**Brief:**
Rewrite the rows from the beginning through the line containing "list-item-label: 比同行更省30%: [218, 358, 396, 386]", changing "chevron-down-icon" to "caret-down-icon" and leaving everything else the same.

-- begin Material provided --

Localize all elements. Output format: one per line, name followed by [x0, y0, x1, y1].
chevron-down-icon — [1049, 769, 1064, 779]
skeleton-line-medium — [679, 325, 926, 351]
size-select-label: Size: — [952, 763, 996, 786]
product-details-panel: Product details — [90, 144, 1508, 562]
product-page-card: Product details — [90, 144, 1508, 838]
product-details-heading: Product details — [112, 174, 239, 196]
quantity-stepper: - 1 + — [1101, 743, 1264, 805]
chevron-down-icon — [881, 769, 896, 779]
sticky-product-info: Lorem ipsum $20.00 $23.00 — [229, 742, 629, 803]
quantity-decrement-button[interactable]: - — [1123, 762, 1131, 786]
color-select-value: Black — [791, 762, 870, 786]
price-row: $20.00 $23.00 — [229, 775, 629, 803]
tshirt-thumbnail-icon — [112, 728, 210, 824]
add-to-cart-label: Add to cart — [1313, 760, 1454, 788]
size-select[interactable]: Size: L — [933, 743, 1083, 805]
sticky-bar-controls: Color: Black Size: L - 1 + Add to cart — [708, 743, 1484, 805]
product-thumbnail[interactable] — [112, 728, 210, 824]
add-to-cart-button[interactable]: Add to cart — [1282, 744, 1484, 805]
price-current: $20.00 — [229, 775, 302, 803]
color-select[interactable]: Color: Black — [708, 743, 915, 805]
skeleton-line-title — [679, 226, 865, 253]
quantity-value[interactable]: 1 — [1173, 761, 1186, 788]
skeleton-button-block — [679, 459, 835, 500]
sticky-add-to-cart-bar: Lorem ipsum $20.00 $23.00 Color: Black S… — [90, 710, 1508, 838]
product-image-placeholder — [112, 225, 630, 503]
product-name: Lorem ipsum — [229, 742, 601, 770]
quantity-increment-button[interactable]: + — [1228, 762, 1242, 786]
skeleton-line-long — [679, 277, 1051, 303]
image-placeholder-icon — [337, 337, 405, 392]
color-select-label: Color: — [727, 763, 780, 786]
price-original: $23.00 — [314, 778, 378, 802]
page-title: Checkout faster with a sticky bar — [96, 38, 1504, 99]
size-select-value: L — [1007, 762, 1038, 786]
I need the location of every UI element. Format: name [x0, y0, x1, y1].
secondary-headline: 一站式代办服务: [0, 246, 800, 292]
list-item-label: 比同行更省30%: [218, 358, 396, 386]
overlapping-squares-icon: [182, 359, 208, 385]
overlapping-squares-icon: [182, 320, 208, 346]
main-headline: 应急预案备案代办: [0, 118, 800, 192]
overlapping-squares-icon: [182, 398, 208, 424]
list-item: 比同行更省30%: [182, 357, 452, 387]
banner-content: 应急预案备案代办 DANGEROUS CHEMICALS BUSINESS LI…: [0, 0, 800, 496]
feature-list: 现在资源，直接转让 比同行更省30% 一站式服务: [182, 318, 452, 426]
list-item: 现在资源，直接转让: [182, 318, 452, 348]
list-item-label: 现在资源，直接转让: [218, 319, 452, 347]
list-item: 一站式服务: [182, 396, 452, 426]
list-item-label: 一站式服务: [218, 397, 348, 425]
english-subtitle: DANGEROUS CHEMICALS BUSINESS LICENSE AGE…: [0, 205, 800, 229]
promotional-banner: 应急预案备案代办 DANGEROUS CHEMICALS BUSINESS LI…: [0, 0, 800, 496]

-- end Material provided --

**Result below:**
Localize all elements. Output format: one per line, name followed by [x0, y0, x1, y1].
caret-down-icon — [1049, 769, 1064, 779]
skeleton-line-medium — [679, 325, 926, 351]
size-select-label: Size: — [952, 763, 996, 786]
product-details-panel: Product details — [90, 144, 1508, 562]
product-page-card: Product details — [90, 144, 1508, 838]
product-details-heading: Product details — [112, 174, 239, 196]
quantity-stepper: - 1 + — [1101, 743, 1264, 805]
caret-down-icon — [881, 769, 896, 779]
sticky-product-info: Lorem ipsum $20.00 $23.00 — [229, 742, 629, 803]
quantity-decrement-button[interactable]: - — [1123, 762, 1131, 786]
color-select-value: Black — [791, 762, 870, 786]
price-row: $20.00 $23.00 — [229, 775, 629, 803]
tshirt-thumbnail-icon — [112, 728, 210, 824]
add-to-cart-label: Add to cart — [1313, 760, 1454, 788]
size-select[interactable]: Size: L — [933, 743, 1083, 805]
sticky-bar-controls: Color: Black Size: L - 1 + Add to cart — [708, 743, 1484, 805]
product-thumbnail[interactable] — [112, 728, 210, 824]
add-to-cart-button[interactable]: Add to cart — [1282, 744, 1484, 805]
price-current: $20.00 — [229, 775, 302, 803]
color-select[interactable]: Color: Black — [708, 743, 915, 805]
skeleton-line-title — [679, 226, 865, 253]
quantity-value[interactable]: 1 — [1173, 761, 1186, 788]
skeleton-button-block — [679, 459, 835, 500]
sticky-add-to-cart-bar: Lorem ipsum $20.00 $23.00 Color: Black S… — [90, 710, 1508, 838]
product-image-placeholder — [112, 225, 630, 503]
product-name: Lorem ipsum — [229, 742, 601, 770]
quantity-increment-button[interactable]: + — [1228, 762, 1242, 786]
skeleton-line-long — [679, 277, 1051, 303]
image-placeholder-icon — [337, 337, 405, 392]
color-select-label: Color: — [727, 763, 780, 786]
price-original: $23.00 — [314, 778, 378, 802]
page-title: Checkout faster with a sticky bar — [96, 38, 1504, 99]
size-select-value: L — [1007, 762, 1038, 786]
I need the location of every UI element. Format: name [x0, y0, x1, y1].
secondary-headline: 一站式代办服务: [0, 246, 800, 292]
list-item-label: 比同行更省30%: [218, 358, 396, 386]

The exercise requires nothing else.